▶ **What the task asks**
Locate the line that contains "Enumerate this screenshot's", then copy it and all later lines of the data below exactly, through the last one.

Dataset items
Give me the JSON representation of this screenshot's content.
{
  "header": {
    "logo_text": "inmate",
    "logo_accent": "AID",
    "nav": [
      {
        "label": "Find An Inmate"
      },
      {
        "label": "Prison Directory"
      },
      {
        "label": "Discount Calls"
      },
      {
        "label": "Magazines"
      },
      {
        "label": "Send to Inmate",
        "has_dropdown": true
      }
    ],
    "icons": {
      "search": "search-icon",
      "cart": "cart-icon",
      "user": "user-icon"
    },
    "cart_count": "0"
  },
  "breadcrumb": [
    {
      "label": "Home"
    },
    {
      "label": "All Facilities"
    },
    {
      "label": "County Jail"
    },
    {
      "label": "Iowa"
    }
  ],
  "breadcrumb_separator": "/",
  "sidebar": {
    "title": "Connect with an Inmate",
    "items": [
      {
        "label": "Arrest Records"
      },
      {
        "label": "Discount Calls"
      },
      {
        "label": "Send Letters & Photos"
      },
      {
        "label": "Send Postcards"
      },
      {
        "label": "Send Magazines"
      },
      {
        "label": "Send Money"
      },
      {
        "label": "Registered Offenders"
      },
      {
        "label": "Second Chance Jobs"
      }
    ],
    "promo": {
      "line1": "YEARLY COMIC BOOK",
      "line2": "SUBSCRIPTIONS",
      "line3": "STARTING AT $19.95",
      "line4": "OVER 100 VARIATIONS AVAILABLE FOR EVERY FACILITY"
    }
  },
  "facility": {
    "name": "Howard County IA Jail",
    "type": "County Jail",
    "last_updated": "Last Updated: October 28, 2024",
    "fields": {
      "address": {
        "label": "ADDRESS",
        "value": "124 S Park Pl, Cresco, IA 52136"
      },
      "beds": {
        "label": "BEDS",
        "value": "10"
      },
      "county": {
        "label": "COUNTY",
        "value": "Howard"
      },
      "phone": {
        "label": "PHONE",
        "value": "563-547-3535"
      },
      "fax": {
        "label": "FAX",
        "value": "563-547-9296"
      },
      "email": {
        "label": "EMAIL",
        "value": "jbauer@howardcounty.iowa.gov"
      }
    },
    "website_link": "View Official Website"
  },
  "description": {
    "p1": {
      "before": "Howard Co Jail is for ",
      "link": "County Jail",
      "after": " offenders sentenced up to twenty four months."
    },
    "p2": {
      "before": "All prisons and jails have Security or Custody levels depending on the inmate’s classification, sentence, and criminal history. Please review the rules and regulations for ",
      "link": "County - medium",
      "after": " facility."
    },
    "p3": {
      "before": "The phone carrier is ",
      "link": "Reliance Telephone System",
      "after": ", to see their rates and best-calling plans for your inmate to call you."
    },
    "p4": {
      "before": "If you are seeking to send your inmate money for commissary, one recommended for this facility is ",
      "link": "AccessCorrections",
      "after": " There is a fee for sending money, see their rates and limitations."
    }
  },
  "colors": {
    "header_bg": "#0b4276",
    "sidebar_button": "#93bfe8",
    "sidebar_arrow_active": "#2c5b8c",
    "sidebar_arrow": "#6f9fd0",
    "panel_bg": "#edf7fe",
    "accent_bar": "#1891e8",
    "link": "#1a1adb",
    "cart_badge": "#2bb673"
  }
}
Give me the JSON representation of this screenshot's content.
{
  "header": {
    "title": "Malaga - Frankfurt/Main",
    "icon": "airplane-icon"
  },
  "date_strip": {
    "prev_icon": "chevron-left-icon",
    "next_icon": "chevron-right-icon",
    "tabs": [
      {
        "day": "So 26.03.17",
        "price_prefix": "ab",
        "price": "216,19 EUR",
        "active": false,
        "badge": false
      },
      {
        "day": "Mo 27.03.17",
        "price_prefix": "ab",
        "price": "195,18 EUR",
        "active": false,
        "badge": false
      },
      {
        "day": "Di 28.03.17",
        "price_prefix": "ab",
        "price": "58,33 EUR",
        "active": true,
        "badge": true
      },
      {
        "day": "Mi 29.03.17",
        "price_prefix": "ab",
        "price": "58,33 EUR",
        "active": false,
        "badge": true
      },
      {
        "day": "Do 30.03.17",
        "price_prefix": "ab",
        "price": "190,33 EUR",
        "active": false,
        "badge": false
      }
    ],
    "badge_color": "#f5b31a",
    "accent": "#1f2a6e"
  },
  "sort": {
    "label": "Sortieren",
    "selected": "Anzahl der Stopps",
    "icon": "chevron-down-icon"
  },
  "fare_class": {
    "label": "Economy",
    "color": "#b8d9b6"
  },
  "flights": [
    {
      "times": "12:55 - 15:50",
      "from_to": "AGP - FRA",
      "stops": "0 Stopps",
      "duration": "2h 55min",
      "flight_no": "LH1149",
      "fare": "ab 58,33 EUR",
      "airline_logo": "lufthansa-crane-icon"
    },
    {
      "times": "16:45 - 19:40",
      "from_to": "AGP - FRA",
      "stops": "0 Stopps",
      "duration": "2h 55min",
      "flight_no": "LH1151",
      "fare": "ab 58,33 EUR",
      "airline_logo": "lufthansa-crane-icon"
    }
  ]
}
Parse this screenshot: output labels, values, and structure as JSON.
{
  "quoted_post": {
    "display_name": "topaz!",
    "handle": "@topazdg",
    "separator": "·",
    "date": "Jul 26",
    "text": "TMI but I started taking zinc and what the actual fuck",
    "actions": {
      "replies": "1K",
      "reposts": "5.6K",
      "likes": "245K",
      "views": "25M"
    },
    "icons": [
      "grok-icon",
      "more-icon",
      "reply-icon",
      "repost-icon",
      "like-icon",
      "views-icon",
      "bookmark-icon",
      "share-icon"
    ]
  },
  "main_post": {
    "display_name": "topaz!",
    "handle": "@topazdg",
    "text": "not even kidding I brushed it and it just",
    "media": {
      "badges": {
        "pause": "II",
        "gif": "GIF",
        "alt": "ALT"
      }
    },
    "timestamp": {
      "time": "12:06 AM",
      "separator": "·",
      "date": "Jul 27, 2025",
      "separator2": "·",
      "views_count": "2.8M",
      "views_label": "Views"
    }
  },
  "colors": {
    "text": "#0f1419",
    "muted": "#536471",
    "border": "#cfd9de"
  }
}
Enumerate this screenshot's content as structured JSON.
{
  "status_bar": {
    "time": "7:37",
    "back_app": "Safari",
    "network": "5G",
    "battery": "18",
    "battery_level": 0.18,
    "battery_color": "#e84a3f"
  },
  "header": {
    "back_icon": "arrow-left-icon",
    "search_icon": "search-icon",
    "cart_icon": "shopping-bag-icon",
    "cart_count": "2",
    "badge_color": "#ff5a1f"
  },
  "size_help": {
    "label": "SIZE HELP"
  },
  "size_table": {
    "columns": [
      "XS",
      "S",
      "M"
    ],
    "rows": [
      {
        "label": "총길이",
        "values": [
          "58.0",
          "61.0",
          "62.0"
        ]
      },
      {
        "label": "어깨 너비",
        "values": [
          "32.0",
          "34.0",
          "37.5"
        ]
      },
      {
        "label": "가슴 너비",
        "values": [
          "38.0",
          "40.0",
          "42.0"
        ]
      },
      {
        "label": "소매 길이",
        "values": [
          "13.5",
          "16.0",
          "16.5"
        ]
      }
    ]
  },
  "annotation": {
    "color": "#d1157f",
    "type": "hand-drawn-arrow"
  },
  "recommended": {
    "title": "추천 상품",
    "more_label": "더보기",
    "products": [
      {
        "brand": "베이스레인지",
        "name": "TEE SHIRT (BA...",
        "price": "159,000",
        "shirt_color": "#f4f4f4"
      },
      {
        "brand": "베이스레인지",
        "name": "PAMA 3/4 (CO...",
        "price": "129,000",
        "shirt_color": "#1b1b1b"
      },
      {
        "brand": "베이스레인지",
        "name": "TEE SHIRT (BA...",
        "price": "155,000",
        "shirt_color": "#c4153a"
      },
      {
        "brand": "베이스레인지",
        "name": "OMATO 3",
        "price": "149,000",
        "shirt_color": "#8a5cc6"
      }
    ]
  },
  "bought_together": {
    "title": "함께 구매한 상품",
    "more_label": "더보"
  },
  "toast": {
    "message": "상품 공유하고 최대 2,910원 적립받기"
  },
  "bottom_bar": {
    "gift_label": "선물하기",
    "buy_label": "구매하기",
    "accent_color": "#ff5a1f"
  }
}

▶ **Solution to the exercise**
Enumerate this screenshot's content as structured JSON.
{
  "status_bar": {
    "time": "7:37",
    "back_app": "Safari",
    "network": "5G",
    "battery": "18",
    "battery_level": 0.18,
    "battery_color": "#e84a3f"
  },
  "header": {
    "back_icon": "arrow-left-icon",
    "search_icon": "search-icon",
    "cart_icon": "shopping-bag-icon",
    "cart_count": "2",
    "badge_color": "#ff5a1f"
  },
  "size_help": {
    "label": "SIZE HELP"
  },
  "size_table": {
    "columns": [
      "XS",
      "S",
      "M"
    ],
    "rows": [
      {
        "label": "총길이",
        "values": [
          "58.0",
          "61.0",
          "62.0"
        ]
      },
      {
        "label": "어깨 너비",
        "values": [
          "32.0",
          "34.0",
          "37.5"
        ]
      },
      {
        "label": "가슴 너비",
        "values": [
          "38.0",
          "40.0",
          "42.0"
        ]
      },
      {
        "label": "소매 길이",
        "values": [
          "13.5",
          "16.0",
          "16.5"
        ]
      }
    ]
  },
  "annotation": {
    "color": "#d1157f",
    "type": "hand-drawn-arrow"
  },
  "recommended": {
    "title": "추천 상품",
    "more_label": "더보기",
    "products": [
      {
        "brand": "베이스레인지",
        "name": "TEE SHIRT (BA...",
        "price": "159,000",
        "shirt_color": "#f4f4f4"
      },
      {
        "brand": "베이스레인지",
        "name": "PAMA 3/4 (CO...",
        "price": "129,000",
        "shirt_color": "#1b1b1b"
      },
      {
        "brand": "베이스레인지",
        "name": "TEE SHIRT (BA...",
        "price": "155,000",
        "shirt_color": "#c4153a"
      },
      {
        "brand": "베이스레인지",
        "name": "OMATO 3",
        "price": "149,000",
        "shirt_color": "#8a5cc6"
      }
    ]
  },
  "bought_together": {
    "title": "함께 구매한 상품",
    "more_label": "더보"
  },
  "toast": {
    "message": "상품 공유하고 최대 2,910원 적립받기"
  },
  "bottom_bar": {
    "gift_label": "선물하기",
    "buy_label": "구매하기",
    "accent_color": "#ff5a1f"
  }
}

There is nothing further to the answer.